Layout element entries
◇ ◇ ◇ ◇
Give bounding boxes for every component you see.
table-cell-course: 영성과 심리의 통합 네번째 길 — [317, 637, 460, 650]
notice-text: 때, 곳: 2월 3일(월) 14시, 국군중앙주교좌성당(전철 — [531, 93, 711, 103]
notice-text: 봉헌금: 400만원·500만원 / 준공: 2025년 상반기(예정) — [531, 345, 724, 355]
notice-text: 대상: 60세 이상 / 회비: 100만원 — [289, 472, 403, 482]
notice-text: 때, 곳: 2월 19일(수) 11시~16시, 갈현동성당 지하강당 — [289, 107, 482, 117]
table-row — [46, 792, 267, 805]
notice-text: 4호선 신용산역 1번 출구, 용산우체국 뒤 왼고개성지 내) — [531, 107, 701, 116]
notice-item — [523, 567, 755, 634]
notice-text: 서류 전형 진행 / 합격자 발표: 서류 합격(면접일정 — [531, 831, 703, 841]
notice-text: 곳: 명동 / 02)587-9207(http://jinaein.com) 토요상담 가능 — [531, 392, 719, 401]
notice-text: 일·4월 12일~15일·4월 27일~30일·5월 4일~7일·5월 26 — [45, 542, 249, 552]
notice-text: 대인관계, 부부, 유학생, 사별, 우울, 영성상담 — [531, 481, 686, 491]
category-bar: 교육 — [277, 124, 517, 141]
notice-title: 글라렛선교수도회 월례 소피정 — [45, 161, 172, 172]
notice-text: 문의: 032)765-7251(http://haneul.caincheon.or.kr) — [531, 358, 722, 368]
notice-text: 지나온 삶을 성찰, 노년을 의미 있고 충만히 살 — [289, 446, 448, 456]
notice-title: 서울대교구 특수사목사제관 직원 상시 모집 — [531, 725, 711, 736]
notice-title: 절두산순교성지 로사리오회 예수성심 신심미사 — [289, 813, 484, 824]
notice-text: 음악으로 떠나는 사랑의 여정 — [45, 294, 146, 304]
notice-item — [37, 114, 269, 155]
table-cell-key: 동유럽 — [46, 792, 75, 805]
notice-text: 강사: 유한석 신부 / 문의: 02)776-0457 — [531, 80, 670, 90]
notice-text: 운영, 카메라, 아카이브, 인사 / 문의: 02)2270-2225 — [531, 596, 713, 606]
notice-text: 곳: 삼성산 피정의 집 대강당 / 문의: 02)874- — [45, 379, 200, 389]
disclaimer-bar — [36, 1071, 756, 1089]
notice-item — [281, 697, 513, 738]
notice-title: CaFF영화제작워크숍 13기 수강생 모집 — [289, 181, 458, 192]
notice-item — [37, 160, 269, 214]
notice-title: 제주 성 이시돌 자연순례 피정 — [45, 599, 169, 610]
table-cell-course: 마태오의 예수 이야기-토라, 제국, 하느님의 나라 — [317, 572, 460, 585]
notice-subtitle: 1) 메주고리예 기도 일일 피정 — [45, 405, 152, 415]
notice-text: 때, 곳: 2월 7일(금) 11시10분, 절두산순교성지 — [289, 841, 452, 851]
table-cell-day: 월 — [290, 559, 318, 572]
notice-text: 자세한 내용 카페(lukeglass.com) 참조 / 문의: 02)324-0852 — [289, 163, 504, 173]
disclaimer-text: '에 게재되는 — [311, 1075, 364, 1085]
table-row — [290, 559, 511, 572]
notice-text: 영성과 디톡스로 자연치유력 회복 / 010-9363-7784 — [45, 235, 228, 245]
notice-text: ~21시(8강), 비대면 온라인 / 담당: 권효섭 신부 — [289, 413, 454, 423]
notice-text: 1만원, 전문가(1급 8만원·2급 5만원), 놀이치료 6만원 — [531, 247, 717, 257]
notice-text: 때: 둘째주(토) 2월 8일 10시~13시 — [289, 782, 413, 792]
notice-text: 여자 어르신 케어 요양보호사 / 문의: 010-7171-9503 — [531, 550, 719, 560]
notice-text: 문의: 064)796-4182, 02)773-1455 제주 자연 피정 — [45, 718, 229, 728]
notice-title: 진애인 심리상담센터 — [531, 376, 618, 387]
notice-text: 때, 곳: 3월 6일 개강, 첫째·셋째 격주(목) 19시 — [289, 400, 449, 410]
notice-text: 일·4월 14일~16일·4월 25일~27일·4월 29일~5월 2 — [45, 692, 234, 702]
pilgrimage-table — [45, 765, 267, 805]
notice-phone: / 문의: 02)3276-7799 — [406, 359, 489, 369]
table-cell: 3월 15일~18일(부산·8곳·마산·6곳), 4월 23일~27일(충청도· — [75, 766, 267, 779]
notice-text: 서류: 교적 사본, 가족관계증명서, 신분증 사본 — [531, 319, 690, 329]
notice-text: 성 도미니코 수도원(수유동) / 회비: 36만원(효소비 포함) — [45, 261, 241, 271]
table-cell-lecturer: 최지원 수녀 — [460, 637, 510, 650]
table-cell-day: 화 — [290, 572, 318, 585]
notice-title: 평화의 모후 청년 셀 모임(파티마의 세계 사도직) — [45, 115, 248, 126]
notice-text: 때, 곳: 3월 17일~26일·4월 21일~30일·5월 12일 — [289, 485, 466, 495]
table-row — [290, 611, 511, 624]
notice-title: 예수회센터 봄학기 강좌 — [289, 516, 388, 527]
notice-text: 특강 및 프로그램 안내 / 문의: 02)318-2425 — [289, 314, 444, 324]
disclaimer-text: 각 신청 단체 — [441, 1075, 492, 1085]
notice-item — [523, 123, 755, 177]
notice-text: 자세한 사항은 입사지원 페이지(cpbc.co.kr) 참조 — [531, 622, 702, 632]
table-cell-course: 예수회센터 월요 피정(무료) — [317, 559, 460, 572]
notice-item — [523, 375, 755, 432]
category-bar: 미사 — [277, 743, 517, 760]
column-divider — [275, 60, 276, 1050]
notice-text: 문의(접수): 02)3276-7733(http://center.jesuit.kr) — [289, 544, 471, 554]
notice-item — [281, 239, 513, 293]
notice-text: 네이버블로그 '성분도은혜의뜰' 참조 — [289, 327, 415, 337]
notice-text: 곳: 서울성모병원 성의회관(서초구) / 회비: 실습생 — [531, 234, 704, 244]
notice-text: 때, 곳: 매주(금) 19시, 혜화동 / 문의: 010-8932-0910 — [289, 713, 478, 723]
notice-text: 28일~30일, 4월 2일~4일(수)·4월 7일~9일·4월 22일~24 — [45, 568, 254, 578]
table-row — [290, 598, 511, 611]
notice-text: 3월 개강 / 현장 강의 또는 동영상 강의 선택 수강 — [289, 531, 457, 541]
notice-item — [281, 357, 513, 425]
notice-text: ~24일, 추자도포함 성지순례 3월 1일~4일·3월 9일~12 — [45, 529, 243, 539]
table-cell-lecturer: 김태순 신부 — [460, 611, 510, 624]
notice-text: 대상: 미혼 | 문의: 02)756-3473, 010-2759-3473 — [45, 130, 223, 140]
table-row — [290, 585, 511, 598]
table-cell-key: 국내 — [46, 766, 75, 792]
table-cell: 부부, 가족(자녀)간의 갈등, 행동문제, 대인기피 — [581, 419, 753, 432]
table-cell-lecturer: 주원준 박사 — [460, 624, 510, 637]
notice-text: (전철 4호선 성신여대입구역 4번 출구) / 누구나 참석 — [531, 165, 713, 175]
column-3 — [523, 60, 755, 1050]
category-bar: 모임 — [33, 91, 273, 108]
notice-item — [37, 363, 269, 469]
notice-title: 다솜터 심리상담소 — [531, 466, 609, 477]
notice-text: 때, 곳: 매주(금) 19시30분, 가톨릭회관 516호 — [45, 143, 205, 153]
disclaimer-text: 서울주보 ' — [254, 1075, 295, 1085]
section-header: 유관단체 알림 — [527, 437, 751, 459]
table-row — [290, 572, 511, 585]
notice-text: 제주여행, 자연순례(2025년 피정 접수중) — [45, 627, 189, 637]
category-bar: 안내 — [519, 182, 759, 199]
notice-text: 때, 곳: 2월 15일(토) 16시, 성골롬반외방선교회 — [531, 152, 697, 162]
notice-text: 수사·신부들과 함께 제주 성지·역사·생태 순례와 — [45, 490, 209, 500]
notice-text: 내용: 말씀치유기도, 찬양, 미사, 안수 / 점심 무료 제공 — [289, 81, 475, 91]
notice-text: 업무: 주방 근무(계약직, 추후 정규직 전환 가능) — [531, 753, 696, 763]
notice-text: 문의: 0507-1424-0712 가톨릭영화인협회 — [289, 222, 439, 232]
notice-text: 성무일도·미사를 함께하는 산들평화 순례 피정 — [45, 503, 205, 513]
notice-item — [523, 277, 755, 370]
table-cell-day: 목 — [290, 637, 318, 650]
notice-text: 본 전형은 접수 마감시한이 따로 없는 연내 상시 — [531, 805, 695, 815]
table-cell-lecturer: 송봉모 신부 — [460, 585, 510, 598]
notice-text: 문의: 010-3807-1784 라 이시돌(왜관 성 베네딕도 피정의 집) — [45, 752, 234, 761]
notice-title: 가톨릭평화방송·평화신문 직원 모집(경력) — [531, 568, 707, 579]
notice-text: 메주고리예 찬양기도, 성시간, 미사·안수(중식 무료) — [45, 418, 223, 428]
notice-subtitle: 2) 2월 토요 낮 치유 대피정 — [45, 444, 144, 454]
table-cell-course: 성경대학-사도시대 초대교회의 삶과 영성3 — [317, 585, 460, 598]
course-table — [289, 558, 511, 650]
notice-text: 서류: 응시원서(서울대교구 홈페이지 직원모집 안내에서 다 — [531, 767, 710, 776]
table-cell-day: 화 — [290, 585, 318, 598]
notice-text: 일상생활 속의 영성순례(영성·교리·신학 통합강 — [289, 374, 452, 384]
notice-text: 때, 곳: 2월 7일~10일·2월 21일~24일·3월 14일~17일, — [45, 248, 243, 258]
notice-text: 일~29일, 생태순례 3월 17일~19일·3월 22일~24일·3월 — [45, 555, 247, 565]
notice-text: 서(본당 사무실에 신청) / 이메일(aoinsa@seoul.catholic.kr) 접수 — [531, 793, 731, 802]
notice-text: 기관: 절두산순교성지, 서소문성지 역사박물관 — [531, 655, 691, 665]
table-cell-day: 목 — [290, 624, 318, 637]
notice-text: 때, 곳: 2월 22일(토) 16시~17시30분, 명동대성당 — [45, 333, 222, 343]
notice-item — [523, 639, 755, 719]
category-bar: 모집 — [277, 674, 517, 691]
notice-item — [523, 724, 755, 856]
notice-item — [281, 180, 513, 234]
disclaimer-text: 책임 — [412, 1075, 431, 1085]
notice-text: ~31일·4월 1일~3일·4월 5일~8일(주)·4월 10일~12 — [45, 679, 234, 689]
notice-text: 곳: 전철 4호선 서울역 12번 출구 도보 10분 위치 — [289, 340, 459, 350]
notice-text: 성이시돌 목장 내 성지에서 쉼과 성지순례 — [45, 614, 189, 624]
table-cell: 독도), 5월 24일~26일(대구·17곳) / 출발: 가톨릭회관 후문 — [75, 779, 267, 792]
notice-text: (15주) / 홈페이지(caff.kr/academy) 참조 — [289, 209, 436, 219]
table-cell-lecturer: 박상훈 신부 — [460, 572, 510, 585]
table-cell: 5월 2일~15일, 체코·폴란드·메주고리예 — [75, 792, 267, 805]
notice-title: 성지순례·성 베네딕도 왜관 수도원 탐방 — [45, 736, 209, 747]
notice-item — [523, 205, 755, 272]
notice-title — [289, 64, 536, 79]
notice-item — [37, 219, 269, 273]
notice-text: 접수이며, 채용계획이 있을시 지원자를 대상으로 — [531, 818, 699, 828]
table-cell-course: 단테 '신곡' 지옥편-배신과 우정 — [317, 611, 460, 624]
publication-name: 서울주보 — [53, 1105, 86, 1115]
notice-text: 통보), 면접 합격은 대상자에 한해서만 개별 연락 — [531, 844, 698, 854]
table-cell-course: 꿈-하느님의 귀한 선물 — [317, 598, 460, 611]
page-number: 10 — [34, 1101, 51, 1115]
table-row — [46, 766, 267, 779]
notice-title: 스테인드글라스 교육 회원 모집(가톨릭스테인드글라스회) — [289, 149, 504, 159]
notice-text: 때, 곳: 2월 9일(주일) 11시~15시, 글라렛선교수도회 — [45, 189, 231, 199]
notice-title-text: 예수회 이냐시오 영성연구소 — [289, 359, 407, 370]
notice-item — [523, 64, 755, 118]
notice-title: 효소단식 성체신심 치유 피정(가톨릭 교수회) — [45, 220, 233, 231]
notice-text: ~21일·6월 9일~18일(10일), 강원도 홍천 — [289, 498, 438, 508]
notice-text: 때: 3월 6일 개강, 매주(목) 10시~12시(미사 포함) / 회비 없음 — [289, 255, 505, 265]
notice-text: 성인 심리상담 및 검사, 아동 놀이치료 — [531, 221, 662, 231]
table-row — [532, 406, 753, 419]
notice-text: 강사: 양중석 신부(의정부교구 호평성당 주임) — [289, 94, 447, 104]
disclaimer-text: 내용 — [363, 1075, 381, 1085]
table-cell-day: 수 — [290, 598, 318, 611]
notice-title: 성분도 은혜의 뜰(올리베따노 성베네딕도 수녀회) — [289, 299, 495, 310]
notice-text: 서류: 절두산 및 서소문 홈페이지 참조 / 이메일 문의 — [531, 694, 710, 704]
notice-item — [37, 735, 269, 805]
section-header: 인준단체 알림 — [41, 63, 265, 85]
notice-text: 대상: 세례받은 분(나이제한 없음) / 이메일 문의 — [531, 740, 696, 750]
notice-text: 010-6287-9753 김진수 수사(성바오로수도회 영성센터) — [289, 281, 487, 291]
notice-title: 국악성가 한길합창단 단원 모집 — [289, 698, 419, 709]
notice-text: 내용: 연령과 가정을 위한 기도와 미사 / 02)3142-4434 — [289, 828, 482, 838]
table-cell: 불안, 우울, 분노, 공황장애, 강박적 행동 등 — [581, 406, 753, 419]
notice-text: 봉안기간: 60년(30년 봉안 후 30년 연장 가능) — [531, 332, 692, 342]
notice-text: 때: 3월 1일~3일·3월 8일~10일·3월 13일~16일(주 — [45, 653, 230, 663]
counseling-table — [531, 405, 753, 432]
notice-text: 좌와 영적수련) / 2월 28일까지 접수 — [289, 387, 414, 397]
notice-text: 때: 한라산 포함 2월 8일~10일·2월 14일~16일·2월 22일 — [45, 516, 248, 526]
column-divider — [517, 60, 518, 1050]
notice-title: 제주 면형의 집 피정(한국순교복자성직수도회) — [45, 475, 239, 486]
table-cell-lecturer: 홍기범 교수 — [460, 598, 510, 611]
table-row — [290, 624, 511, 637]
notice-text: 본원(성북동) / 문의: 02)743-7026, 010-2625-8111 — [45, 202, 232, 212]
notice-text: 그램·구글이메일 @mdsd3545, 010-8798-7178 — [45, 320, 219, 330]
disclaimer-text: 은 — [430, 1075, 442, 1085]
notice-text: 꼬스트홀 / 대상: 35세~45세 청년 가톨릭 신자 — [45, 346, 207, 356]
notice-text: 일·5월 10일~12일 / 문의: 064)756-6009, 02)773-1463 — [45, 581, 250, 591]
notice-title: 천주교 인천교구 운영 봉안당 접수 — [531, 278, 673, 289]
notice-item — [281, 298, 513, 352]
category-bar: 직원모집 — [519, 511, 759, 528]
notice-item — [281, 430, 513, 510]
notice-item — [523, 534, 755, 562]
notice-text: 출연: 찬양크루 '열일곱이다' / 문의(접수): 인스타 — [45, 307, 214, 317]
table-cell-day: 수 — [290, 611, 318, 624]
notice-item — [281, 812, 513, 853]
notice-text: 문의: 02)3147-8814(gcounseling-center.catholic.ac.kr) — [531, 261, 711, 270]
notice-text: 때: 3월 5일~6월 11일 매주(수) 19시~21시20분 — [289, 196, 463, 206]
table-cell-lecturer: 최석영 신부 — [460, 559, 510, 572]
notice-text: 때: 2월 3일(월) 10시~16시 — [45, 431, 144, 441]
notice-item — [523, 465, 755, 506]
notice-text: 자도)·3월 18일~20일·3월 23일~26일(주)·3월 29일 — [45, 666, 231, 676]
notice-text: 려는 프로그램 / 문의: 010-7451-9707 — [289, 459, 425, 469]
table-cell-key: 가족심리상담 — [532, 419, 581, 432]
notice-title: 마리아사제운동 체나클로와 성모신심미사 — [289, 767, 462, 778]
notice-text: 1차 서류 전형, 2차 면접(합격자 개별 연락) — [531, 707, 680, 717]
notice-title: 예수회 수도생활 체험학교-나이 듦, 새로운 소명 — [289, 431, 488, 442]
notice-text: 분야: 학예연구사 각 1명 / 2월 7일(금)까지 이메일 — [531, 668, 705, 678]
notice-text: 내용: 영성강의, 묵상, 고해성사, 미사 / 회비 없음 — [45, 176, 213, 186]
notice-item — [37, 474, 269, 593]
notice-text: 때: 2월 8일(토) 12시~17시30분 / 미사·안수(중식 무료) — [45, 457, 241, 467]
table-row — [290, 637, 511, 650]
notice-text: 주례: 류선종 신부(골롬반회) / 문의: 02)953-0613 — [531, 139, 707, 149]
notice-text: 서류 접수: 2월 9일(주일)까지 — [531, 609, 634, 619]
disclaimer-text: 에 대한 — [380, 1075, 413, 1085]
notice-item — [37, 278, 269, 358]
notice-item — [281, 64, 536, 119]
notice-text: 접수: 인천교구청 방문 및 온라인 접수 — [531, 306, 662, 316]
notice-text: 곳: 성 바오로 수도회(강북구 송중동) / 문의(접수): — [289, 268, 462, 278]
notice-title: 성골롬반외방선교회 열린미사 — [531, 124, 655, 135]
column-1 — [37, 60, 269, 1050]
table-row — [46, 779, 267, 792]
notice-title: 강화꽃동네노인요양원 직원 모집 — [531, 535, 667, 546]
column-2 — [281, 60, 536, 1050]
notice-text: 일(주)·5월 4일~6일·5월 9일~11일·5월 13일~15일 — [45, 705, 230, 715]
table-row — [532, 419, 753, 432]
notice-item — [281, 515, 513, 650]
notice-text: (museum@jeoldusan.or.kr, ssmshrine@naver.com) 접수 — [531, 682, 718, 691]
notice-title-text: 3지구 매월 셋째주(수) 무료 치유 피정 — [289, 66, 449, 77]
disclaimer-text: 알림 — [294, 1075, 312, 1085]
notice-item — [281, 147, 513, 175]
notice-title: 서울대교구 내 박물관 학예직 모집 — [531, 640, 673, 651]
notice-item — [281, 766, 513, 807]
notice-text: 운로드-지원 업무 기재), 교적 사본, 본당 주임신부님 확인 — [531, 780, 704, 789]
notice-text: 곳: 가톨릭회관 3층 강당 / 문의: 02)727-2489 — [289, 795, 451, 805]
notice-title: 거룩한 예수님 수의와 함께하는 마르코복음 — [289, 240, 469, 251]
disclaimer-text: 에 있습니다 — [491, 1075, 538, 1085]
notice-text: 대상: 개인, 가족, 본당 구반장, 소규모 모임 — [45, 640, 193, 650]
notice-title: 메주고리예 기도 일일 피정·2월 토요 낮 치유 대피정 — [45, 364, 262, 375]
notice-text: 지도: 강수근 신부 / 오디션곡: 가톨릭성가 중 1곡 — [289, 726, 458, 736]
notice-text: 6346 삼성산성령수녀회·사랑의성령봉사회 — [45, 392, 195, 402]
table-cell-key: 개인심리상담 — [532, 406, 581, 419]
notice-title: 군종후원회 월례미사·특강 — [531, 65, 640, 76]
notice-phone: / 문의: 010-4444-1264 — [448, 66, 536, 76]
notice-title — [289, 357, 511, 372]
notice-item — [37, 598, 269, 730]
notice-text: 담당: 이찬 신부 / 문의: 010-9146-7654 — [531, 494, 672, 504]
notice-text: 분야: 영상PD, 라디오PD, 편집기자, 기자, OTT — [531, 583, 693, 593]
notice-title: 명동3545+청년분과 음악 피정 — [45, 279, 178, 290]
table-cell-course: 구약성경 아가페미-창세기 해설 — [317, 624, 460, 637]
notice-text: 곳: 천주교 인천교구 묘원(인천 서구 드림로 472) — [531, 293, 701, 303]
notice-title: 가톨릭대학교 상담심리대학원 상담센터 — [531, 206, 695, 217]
◇ ◇ ◇ ◇
• **What is expected**
Duplicate the stretch from the start of the data through the line that contains "notice-title: 글라렛선교수도회 월례", keeping every character unchanged.

• **Written answer**
Give bounding boxes for every component you see.
table-cell-course: 영성과 심리의 통합 네번째 길 — [317, 637, 460, 650]
notice-text: 때, 곳: 2월 3일(월) 14시, 국군중앙주교좌성당(전철 — [531, 93, 711, 103]
notice-text: 봉헌금: 400만원·500만원 / 준공: 2025년 상반기(예정) — [531, 345, 724, 355]
notice-text: 대상: 60세 이상 / 회비: 100만원 — [289, 472, 403, 482]
notice-text: 때, 곳: 2월 19일(수) 11시~16시, 갈현동성당 지하강당 — [289, 107, 482, 117]
table-row — [46, 792, 267, 805]
notice-text: 4호선 신용산역 1번 출구, 용산우체국 뒤 왼고개성지 내) — [531, 107, 701, 116]
notice-item — [523, 567, 755, 634]
notice-text: 서류 전형 진행 / 합격자 발표: 서류 합격(면접일정 — [531, 831, 703, 841]
notice-text: 곳: 명동 / 02)587-9207(http://jinaein.com) 토요상담 가능 — [531, 392, 719, 401]
notice-text: 일·4월 12일~15일·4월 27일~30일·5월 4일~7일·5월 26 — [45, 542, 249, 552]
notice-text: 대인관계, 부부, 유학생, 사별, 우울, 영성상담 — [531, 481, 686, 491]
category-bar: 교육 — [277, 124, 517, 141]
notice-title: 글라렛선교수도회 월례 소피정 — [45, 161, 172, 172]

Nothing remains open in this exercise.